## WORK TO BE COMPLETED
Show every line that has the string "cube" in it.

## EXERCISE MATERIALS
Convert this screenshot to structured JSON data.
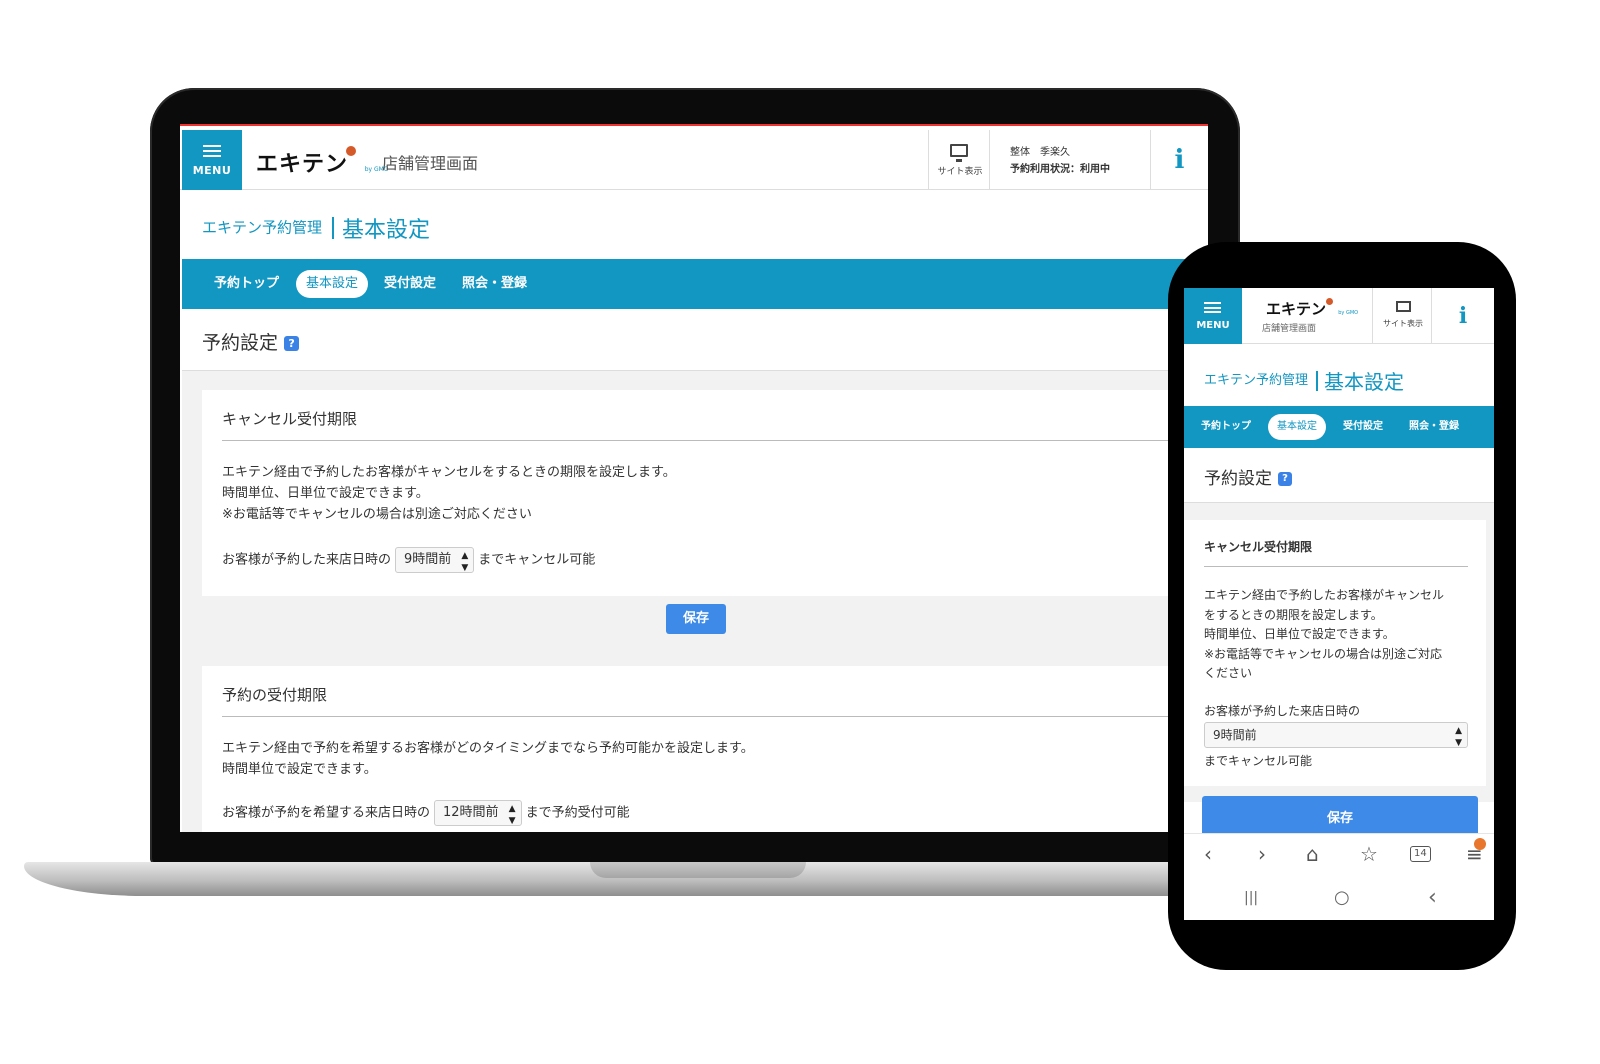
{
  "header": {
    "menu_label": "MENU",
    "logo_text": "エキテン",
    "logo_sub": "by GMO",
    "title": "店舗管理画面",
    "site_label": "サイト表示",
    "shop_name": "整体　季楽久",
    "status": "予約利用状況：利用中",
    "info_label": "i"
  },
  "breadcrumb": {
    "parent": "エキテン予約管理",
    "current": "基本設定"
  },
  "nav": {
    "tabs": [
      {
        "label": "予約トップ"
      },
      {
        "label": "基本設定"
      },
      {
        "label": "受付設定"
      },
      {
        "label": "照会・登録"
      }
    ],
    "active_index": 1
  },
  "section": {
    "title": "予約設定",
    "help": "?"
  },
  "cancel_card": {
    "title": "キャンセル受付期限",
    "desc": [
      "エキテン経由で予約したお客様がキャンセルをするときの期限を設定します。",
      "時間単位、日単位で設定できます。",
      "※お電話等でキャンセルの場合は別途ご対応ください"
    ],
    "prefix": "お客様が予約した来店日時の",
    "select_value": "9時間前",
    "suffix": "までキャンセル可能",
    "save_label": "保存"
  },
  "reserve_card": {
    "title": "予約の受付期限",
    "desc": [
      "エキテン経由で予約を希望するお客様がどのタイミングまでなら予約可能かを設定します。",
      "時間単位で設定できます。"
    ],
    "prefix": "お客様が予約を希望する来店日時の",
    "select_value": "12時間前",
    "suffix": "まで予約受付可能"
  },
  "phone": {
    "logo_sub_title": "店舗管理画面",
    "cancel_desc_lines": [
      "エキテン経由で予約したお客様がキャンセル",
      "をするときの期限を設定します。",
      "時間単位、日単位で設定できます。",
      "※お電話等でキャンセルの場合は別途ご対応",
      "ください"
    ],
    "browser": {
      "back": "‹",
      "forward": "›",
      "home": "⌂",
      "bookmark": "☆",
      "tabs_count": "14",
      "menu": "≡"
    },
    "system": {
      "recents": "|||",
      "home": "○",
      "back": "‹"
    }
  },
  "colors": {
    "brand": "#1296c2",
    "button": "#3d8ae8",
    "logo_ball": "#d55a2a"
  },
  "icons": [
    "menu-icon",
    "monitor-icon",
    "info-icon",
    "help-icon",
    "select-arrow-icon"
  ]
}
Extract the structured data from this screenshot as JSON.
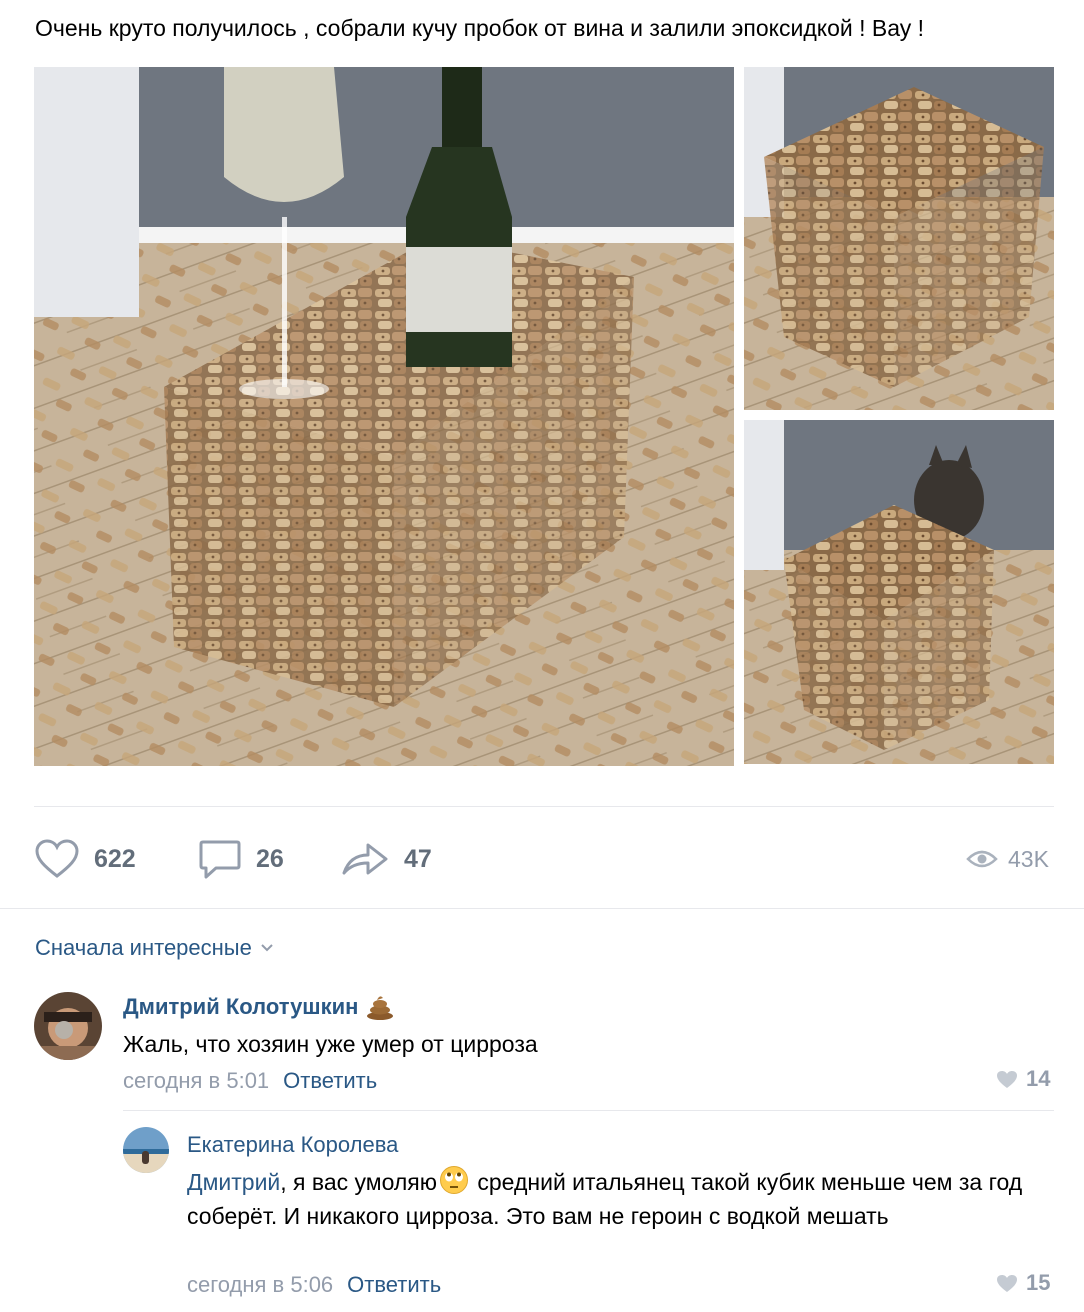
{
  "post": {
    "text": "Очень круто получилось , собрали кучу пробок от вина и залили эпоксидкой ! Вау !",
    "images": [
      {
        "description": "cork-cube-with-wine-bottle-and-glass"
      },
      {
        "description": "cork-cube-top-view"
      },
      {
        "description": "cork-cube-with-cat"
      }
    ]
  },
  "actions": {
    "likes": "622",
    "comments": "26",
    "shares": "47",
    "views": "43K"
  },
  "comments_sort": "Сначала интересные",
  "comments": [
    {
      "author": "Дмитрий Колотушкин",
      "author_emoji": "poop-emoji",
      "text": "Жаль, что хозяин уже умер от цирроза",
      "time": "сегодня в 5:01",
      "reply_label": "Ответить",
      "likes": "14"
    },
    {
      "author": "Екатерина Королева",
      "mention": "Дмитрий",
      "text_before_emoji": ", я вас умоляю",
      "inline_emoji": "rolling-eyes-emoji",
      "text_after_emoji": " средний итальянец такой кубик меньше чем за год соберёт. И никакого цирроза. Это вам не героин с водкой мешать",
      "time": "сегодня в 5:06",
      "reply_label": "Ответить",
      "likes": "15"
    }
  ],
  "colors": {
    "link": "#2a5885",
    "muted": "#939cab",
    "action": "#626d7a",
    "divider": "#e7e8ec"
  }
}
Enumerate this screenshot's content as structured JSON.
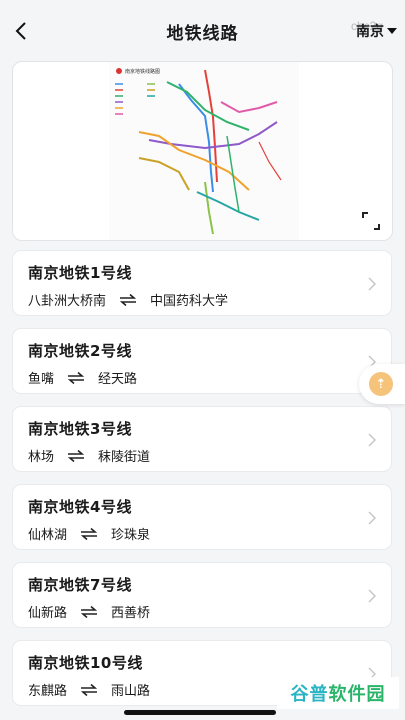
{
  "header": {
    "title": "地铁线路",
    "city": "南京",
    "watermark": "cbc2g"
  },
  "map": {
    "legend_title": "南京地铁线路图"
  },
  "lines": [
    {
      "name": "南京地铁1号线",
      "from": "八卦洲大桥南",
      "to": "中国药科大学"
    },
    {
      "name": "南京地铁2号线",
      "from": "鱼嘴",
      "to": "经天路"
    },
    {
      "name": "南京地铁3号线",
      "from": "林场",
      "to": "秣陵街道"
    },
    {
      "name": "南京地铁4号线",
      "from": "仙林湖",
      "to": "珍珠泉"
    },
    {
      "name": "南京地铁7号线",
      "from": "仙新路",
      "to": "西善桥"
    },
    {
      "name": "南京地铁10号线",
      "from": "东麒路",
      "to": "雨山路"
    }
  ],
  "float_button": {
    "label": "⇡"
  },
  "watermark_logo": {
    "part1": "谷普",
    "part2": "软件园"
  },
  "colors": {
    "accent": "#f6c37a",
    "card_bg": "#ffffff",
    "page_bg": "#f4f5f7"
  }
}
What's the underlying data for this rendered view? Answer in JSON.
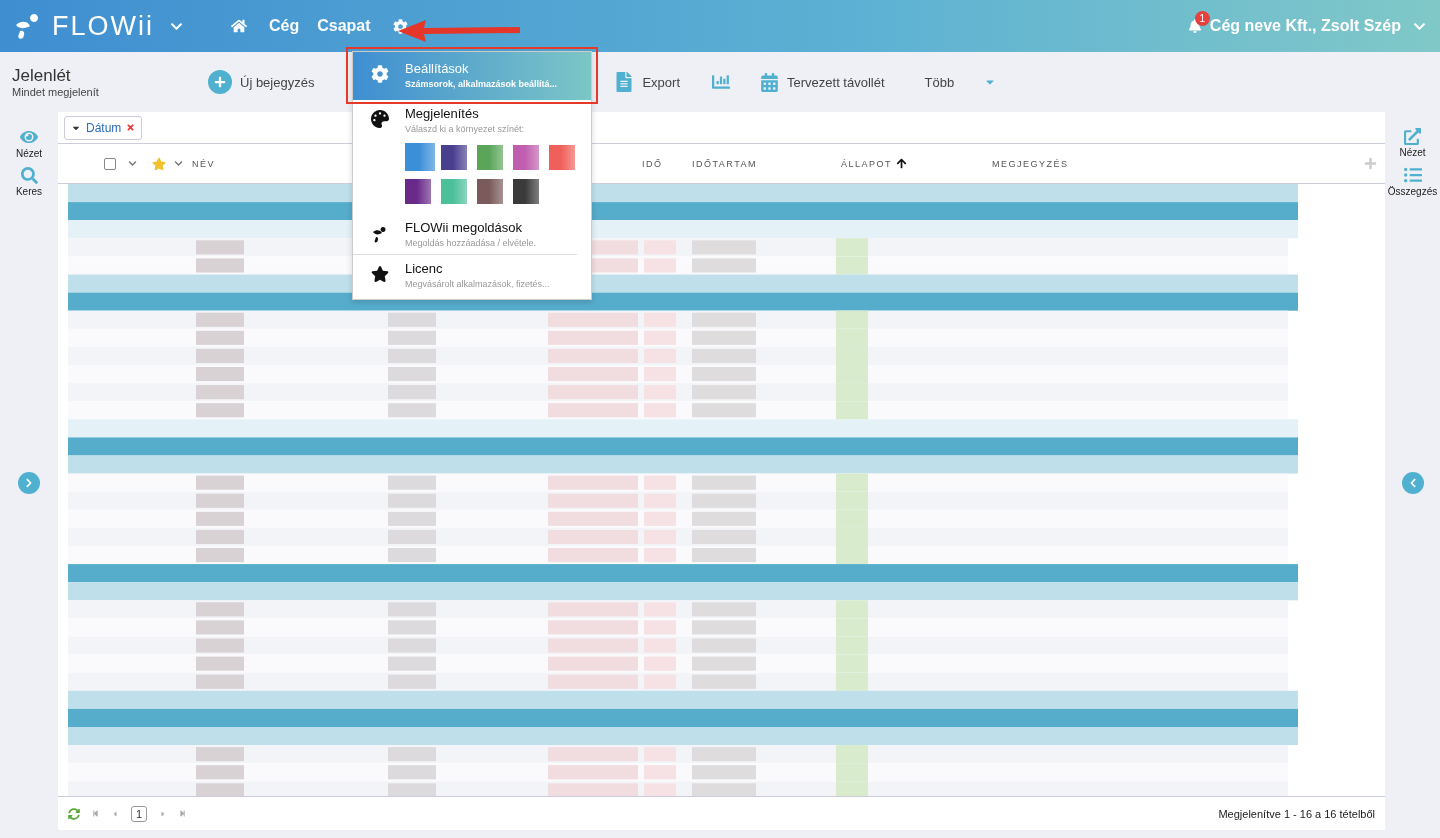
{
  "header": {
    "logo": "FLOWii",
    "nav": [
      {
        "kind": "home"
      },
      {
        "kind": "text",
        "label": "Cég"
      },
      {
        "kind": "text",
        "label": "Csapat"
      },
      {
        "kind": "settings"
      }
    ],
    "notifications": "1",
    "user": "Cég neve Kft., Zsolt Szép"
  },
  "page": {
    "title": "Jelenlét",
    "subtitle": "Mindet megjelenít"
  },
  "toolbar": [
    {
      "kind": "add",
      "label": "Új bejegyzés"
    },
    {
      "kind": "export",
      "label": "Export"
    },
    {
      "kind": "chart"
    },
    {
      "kind": "calendar",
      "label": "Tervezett távollét"
    },
    {
      "kind": "more",
      "label": "Több"
    }
  ],
  "left_sidebar": [
    {
      "kind": "eye",
      "label": "Nézet"
    },
    {
      "kind": "search",
      "label": "Keres"
    }
  ],
  "right_sidebar": [
    {
      "kind": "external",
      "label": "Nézet"
    },
    {
      "kind": "list",
      "label": "Összegzés"
    }
  ],
  "filter": {
    "label": "Dátum"
  },
  "table": {
    "columns": [
      {
        "kind": "checkbox",
        "checked": false
      },
      {
        "kind": "star"
      },
      {
        "kind": "text",
        "label": "NÉV"
      },
      {
        "kind": "text",
        "label": "IDŐ"
      },
      {
        "kind": "text",
        "label": "IDŐTARTAM"
      },
      {
        "kind": "sort",
        "label": "ÁLLAPOT"
      },
      {
        "kind": "text",
        "label": "MEGJEGYZÉS"
      }
    ]
  },
  "menu": [
    {
      "kind": "settings",
      "title": "Beállítások",
      "subtitle": "Számsorok, alkalmazások beállítá...",
      "selected": true
    },
    {
      "kind": "appearance",
      "title": "Megjelenítés",
      "subtitle": "Válaszd ki a környezet színét:",
      "selected": false,
      "swatches": [
        {
          "color": "#3b8fd9",
          "selected": true
        },
        {
          "color": "#4a3f8f",
          "selected": false
        },
        {
          "color": "#5aa55a",
          "selected": false
        },
        {
          "color": "#c05fb0",
          "selected": false
        },
        {
          "color": "#f0605a",
          "selected": false
        },
        {
          "color": "#6a2a8a",
          "selected": false
        },
        {
          "color": "#4cc09a",
          "selected": false
        },
        {
          "color": "#7a5a5a",
          "selected": false
        },
        {
          "color": "#3a3a3a",
          "selected": false
        }
      ]
    },
    {
      "kind": "solutions",
      "title": "FLOWii megoldások",
      "subtitle": "Megoldás hozzáadása / elvétele.",
      "selected": false
    },
    {
      "kind": "license",
      "title": "Licenc",
      "subtitle": "Megvásárolt alkalmazások, fizetés...",
      "selected": false
    }
  ],
  "footer": {
    "page": "1",
    "status": "Megjelenítve 1 - 16 a 16 tételből"
  }
}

## RESPONSE
        "description": "cork-cube-with-wine-bottle-and-glass"
        "description": "cork-cube-top-view"
        "description": "cork-cube-with-cat"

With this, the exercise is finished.